[Records from a data source]
<<<<

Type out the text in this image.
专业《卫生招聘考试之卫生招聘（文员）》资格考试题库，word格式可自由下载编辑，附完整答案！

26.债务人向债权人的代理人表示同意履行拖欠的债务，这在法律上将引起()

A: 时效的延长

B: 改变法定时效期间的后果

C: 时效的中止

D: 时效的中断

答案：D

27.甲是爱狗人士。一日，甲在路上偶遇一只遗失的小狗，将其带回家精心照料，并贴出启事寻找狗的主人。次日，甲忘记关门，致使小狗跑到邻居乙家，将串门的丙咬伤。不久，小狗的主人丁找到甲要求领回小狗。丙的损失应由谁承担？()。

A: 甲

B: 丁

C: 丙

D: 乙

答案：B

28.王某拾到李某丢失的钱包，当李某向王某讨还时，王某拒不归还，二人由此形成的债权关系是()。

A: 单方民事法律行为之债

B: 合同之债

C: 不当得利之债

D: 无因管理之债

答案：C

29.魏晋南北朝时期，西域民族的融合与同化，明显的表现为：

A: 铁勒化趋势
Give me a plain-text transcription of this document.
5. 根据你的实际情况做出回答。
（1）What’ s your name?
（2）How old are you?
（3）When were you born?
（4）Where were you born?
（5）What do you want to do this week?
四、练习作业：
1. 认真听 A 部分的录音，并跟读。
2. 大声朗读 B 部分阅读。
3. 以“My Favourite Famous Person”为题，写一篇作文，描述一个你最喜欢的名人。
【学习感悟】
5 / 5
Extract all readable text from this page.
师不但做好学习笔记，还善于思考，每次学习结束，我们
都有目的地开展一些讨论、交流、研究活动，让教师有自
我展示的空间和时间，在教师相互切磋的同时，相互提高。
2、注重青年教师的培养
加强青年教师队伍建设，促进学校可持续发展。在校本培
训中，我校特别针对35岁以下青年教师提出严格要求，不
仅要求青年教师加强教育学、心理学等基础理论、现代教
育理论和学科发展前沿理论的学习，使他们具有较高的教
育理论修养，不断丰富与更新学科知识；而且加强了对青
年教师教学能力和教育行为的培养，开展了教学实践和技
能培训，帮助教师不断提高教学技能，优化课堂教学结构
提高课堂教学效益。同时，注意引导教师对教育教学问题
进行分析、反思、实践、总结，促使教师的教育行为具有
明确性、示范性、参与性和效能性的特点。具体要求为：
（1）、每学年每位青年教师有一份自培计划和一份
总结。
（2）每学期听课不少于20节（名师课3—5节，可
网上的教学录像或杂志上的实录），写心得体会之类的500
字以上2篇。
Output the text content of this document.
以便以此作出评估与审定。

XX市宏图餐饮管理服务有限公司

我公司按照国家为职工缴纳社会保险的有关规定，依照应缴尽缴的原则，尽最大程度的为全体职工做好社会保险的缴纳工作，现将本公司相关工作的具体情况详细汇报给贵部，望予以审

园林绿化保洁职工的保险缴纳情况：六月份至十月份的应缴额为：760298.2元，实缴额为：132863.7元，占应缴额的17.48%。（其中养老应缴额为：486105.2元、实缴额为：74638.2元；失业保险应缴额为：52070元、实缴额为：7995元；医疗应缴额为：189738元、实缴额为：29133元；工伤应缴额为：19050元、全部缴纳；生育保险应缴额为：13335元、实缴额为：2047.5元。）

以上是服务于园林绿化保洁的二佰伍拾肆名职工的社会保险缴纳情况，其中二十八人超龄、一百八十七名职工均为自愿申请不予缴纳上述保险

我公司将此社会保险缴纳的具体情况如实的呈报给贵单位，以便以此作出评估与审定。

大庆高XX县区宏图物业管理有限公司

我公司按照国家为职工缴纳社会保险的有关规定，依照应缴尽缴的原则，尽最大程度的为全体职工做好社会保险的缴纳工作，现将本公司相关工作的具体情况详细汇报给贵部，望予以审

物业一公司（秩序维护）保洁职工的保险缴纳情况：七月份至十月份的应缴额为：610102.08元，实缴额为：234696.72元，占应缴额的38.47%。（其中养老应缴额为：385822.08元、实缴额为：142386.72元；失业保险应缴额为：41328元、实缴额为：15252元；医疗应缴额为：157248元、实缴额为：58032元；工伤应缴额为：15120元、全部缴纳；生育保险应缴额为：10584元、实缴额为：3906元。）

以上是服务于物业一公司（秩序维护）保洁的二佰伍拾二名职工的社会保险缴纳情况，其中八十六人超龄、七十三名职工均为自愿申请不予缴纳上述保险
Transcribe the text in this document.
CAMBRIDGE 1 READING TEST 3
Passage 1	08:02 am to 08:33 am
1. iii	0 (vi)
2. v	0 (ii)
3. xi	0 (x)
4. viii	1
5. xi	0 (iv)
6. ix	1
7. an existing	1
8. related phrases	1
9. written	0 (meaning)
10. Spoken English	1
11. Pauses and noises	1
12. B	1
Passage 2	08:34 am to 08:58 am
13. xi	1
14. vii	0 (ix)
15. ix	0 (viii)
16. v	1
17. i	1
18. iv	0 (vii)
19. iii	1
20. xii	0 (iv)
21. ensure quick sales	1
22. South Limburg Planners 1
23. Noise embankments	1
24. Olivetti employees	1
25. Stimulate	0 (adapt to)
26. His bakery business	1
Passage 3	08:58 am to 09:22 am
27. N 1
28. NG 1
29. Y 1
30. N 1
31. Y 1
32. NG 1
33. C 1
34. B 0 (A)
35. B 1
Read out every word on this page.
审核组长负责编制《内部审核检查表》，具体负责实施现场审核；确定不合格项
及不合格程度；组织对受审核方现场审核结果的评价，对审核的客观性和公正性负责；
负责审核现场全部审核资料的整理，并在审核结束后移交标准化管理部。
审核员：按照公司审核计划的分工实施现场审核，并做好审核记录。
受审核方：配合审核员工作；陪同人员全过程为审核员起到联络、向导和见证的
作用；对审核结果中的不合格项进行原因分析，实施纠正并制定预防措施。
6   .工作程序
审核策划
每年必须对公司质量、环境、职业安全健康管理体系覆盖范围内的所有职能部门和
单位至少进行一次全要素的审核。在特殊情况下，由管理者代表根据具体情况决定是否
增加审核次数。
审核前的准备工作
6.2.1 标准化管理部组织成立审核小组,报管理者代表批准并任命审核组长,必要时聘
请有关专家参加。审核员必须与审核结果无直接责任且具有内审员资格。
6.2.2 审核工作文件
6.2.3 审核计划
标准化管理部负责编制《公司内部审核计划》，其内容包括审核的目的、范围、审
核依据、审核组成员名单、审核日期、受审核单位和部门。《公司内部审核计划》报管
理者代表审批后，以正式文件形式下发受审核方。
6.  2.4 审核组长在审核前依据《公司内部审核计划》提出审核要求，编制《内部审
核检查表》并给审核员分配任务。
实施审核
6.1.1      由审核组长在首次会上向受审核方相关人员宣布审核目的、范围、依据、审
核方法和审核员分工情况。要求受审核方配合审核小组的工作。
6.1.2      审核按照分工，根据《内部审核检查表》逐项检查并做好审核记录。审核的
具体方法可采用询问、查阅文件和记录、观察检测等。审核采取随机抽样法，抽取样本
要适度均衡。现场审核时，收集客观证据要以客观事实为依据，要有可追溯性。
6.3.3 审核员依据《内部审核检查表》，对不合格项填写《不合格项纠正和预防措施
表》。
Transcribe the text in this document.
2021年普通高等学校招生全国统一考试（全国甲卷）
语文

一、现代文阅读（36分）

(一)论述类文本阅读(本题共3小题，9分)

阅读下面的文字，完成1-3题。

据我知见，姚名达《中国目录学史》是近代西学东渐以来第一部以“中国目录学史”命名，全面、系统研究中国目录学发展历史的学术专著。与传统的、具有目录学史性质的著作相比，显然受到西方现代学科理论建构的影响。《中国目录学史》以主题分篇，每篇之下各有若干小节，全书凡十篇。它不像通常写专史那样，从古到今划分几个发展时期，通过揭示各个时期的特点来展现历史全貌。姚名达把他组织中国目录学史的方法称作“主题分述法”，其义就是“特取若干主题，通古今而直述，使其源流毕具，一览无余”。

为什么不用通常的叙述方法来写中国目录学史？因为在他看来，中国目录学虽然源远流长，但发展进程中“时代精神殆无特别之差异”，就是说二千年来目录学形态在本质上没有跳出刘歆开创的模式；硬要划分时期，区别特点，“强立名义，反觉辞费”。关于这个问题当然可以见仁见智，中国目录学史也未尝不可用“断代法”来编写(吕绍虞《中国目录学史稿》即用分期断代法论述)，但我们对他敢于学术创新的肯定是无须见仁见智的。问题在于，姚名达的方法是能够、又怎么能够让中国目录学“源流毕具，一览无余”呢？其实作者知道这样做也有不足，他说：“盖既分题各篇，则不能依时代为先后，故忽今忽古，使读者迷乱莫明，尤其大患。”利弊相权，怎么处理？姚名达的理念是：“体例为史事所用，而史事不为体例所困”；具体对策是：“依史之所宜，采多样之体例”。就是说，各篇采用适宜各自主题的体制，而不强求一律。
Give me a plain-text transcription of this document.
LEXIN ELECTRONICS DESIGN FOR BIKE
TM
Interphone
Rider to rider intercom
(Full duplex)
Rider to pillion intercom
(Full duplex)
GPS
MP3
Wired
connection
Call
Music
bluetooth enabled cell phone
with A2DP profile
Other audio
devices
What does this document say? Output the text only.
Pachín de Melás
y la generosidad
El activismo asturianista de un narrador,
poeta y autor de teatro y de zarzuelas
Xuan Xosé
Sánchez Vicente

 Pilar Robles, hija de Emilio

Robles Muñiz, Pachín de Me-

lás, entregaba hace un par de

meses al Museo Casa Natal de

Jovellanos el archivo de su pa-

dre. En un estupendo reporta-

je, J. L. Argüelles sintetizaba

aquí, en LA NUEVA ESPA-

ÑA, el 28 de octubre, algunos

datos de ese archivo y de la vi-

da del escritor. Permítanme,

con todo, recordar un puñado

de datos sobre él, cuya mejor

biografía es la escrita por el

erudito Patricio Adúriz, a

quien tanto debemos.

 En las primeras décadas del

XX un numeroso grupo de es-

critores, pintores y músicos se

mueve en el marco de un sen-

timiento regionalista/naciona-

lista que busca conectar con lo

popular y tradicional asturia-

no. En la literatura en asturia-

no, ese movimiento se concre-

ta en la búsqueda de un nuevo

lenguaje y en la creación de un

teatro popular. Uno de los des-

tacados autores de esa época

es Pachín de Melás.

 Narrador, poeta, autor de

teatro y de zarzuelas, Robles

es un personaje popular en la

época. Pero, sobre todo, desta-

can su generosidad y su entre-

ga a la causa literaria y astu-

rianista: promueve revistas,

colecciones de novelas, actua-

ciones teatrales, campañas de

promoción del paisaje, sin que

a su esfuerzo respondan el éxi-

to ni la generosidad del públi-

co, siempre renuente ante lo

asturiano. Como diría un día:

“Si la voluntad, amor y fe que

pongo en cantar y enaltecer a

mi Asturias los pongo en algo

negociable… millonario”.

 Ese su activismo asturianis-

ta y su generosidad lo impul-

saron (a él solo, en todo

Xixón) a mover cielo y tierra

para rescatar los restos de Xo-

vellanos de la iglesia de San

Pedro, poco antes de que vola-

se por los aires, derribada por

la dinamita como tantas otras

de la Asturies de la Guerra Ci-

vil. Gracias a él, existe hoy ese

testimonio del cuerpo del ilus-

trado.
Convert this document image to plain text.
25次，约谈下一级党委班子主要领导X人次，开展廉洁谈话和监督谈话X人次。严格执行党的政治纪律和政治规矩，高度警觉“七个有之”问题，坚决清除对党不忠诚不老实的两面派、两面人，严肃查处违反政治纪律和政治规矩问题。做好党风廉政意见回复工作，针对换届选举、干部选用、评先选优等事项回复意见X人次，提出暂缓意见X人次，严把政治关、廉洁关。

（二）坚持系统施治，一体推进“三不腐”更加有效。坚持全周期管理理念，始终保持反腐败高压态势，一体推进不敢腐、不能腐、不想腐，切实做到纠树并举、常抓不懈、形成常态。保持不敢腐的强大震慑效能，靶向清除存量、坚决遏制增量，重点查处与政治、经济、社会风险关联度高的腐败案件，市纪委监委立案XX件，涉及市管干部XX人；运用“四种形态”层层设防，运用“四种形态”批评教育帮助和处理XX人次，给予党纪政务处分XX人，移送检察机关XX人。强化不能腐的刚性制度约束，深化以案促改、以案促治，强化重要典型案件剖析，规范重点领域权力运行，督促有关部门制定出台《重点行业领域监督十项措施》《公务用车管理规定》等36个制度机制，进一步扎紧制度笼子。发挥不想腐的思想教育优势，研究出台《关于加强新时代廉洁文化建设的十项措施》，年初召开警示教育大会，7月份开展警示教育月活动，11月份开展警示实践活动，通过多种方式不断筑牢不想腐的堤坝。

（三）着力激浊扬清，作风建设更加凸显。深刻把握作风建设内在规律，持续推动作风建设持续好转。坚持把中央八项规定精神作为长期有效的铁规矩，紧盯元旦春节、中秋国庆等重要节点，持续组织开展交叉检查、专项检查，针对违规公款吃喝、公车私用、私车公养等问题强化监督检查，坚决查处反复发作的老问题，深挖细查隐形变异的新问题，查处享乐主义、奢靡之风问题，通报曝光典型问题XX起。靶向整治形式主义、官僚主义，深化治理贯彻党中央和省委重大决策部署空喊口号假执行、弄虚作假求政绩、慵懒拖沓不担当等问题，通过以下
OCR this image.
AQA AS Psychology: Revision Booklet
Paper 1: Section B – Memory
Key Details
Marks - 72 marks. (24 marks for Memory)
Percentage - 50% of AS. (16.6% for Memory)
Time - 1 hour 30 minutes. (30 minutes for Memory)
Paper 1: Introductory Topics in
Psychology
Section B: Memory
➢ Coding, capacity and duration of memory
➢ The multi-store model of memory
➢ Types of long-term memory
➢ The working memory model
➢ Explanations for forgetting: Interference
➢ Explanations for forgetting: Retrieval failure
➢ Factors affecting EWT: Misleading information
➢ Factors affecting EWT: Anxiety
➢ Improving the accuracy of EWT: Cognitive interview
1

>>>>

Each line holding "公司内部审核计划" must be found and copied.

标准化管理部负责编制《公司内部审核计划》，其内容包括审核的目的、范围、审
核依据、审核组成员名单、审核日期、受审核单位和部门。《公司内部审核计划》报管
6.  2.4 审核组长在审核前依据《公司内部审核计划》提出审核要求，编制《内部审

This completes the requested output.